_DATA TO PROCESS_:
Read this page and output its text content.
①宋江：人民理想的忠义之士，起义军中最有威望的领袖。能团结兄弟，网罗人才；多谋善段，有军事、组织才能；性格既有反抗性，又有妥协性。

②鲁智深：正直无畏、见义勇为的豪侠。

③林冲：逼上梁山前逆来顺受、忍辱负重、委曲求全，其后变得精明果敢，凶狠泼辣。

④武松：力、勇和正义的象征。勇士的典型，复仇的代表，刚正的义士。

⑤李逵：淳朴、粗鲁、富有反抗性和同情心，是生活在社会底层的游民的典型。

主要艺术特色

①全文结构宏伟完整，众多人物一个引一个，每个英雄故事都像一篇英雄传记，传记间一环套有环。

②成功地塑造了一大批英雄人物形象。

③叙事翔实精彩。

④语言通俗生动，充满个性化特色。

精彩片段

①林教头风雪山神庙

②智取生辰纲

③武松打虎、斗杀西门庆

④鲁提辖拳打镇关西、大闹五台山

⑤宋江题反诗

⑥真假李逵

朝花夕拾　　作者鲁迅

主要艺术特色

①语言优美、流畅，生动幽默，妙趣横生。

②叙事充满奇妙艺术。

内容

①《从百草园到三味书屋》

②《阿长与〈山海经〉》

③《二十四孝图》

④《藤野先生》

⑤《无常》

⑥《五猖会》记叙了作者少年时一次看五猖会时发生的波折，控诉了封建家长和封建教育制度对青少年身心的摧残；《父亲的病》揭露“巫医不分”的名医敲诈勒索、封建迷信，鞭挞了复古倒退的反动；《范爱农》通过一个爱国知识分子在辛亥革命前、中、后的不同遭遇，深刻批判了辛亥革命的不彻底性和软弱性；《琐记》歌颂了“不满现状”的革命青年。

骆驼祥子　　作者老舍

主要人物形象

_EXERCISE_: Each entry must be reproduced verbatim.

_CORRECT ANSWER_:
Read this page and output its text content.
①宋江：人民理想的忠义之士，起义军中最有威望的领袖。能团结兄弟，网罗人才；多谋善段，有军事、组织才能；性格既有反抗性，又有妥协性。

②鲁智深：正直无畏、见义勇为的豪侠。

③林冲：逼上梁山前逆来顺受、忍辱负重、委曲求全，其后变得精明果敢，凶狠泼辣。

④武松：力、勇和正义的象征。勇士的典型，复仇的代表，刚正的义士。

⑤李逵：淳朴、粗鲁、富有反抗性和同情心，是生活在社会底层的游民的典型。

主要艺术特色

①全文结构宏伟完整，众多人物一个引一个，每个英雄故事都像一篇英雄传记，传记间一环套有环。

②成功地塑造了一大批英雄人物形象。

③叙事翔实精彩。

④语言通俗生动，充满个性化特色。

精彩片段

①林教头风雪山神庙

②智取生辰纲

③武松打虎、斗杀西门庆

④鲁提辖拳打镇关西、大闹五台山

⑤宋江题反诗

⑥真假李逵

朝花夕拾　　作者鲁迅

主要艺术特色

①语言优美、流畅，生动幽默，妙趣横生。

②叙事充满奇妙艺术。

内容

①《从百草园到三味书屋》

②《阿长与〈山海经〉》

③《二十四孝图》

④《藤野先生》

⑤《无常》

⑥《五猖会》记叙了作者少年时一次看五猖会时发生的波折，控诉了封建家长和封建教育制度对青少年身心的摧残；《父亲的病》揭露“巫医不分”的名医敲诈勒索、封建迷信，鞭挞了复古倒退的反动；《范爱农》通过一个爱国知识分子在辛亥革命前、中、后的不同遭遇，深刻批判了辛亥革命的不彻底性和软弱性；《琐记》歌颂了“不满现状”的革命青年。

骆驼祥子　　作者老舍

主要人物形象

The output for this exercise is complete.